THE TASK: Copy all the material below, exactly as it stands.
- - -
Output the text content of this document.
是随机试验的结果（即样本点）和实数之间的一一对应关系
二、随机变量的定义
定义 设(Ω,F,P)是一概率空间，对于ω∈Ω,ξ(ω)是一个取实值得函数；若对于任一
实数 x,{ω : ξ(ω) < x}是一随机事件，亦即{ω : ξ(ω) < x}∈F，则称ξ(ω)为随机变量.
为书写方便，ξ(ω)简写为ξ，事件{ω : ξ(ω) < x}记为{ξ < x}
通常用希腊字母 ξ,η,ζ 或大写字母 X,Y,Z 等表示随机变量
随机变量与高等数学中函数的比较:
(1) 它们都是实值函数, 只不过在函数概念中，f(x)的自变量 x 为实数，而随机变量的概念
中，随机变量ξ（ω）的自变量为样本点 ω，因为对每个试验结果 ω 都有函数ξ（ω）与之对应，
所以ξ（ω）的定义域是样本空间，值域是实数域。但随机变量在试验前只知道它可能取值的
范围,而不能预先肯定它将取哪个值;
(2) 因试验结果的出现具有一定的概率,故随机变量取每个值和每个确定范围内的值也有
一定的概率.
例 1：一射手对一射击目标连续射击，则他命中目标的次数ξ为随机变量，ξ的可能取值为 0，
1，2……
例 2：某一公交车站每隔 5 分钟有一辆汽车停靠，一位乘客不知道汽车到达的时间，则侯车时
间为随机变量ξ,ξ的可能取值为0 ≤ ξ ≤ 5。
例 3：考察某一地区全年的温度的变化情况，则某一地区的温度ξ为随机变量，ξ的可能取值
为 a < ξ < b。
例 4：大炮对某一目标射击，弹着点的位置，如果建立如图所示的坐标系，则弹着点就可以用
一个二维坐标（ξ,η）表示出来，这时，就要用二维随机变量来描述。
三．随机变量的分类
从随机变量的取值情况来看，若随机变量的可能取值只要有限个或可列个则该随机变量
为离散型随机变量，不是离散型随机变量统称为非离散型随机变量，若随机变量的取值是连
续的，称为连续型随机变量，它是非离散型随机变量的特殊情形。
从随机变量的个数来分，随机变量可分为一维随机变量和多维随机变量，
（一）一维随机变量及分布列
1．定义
- - -
EXERCISE RESULT:
Output the text content of this document.
是随机试验的结果（即样本点）和实数之间的一一对应关系
二、随机变量的定义
定义 设(Ω,F,P)是一概率空间，对于ω∈Ω,ξ(ω)是一个取实值得函数；若对于任一
实数 x,{ω : ξ(ω) < x}是一随机事件，亦即{ω : ξ(ω) < x}∈F，则称ξ(ω)为随机变量.
为书写方便，ξ(ω)简写为ξ，事件{ω : ξ(ω) < x}记为{ξ < x}
通常用希腊字母 ξ,η,ζ 或大写字母 X,Y,Z 等表示随机变量
随机变量与高等数学中函数的比较:
(1) 它们都是实值函数, 只不过在函数概念中，f(x)的自变量 x 为实数，而随机变量的概念
中，随机变量ξ（ω）的自变量为样本点 ω，因为对每个试验结果 ω 都有函数ξ（ω）与之对应，
所以ξ（ω）的定义域是样本空间，值域是实数域。但随机变量在试验前只知道它可能取值的
范围,而不能预先肯定它将取哪个值;
(2) 因试验结果的出现具有一定的概率,故随机变量取每个值和每个确定范围内的值也有
一定的概率.
例 1：一射手对一射击目标连续射击，则他命中目标的次数ξ为随机变量，ξ的可能取值为 0，
1，2……
例 2：某一公交车站每隔 5 分钟有一辆汽车停靠，一位乘客不知道汽车到达的时间，则侯车时
间为随机变量ξ,ξ的可能取值为0 ≤ ξ ≤ 5。
例 3：考察某一地区全年的温度的变化情况，则某一地区的温度ξ为随机变量，ξ的可能取值
为 a < ξ < b。
例 4：大炮对某一目标射击，弹着点的位置，如果建立如图所示的坐标系，则弹着点就可以用
一个二维坐标（ξ,η）表示出来，这时，就要用二维随机变量来描述。
三．随机变量的分类
从随机变量的取值情况来看，若随机变量的可能取值只要有限个或可列个则该随机变量
为离散型随机变量，不是离散型随机变量统称为非离散型随机变量，若随机变量的取值是连
续的，称为连续型随机变量，它是非离散型随机变量的特殊情形。
从随机变量的个数来分，随机变量可分为一维随机变量和多维随机变量，
（一）一维随机变量及分布列
1．定义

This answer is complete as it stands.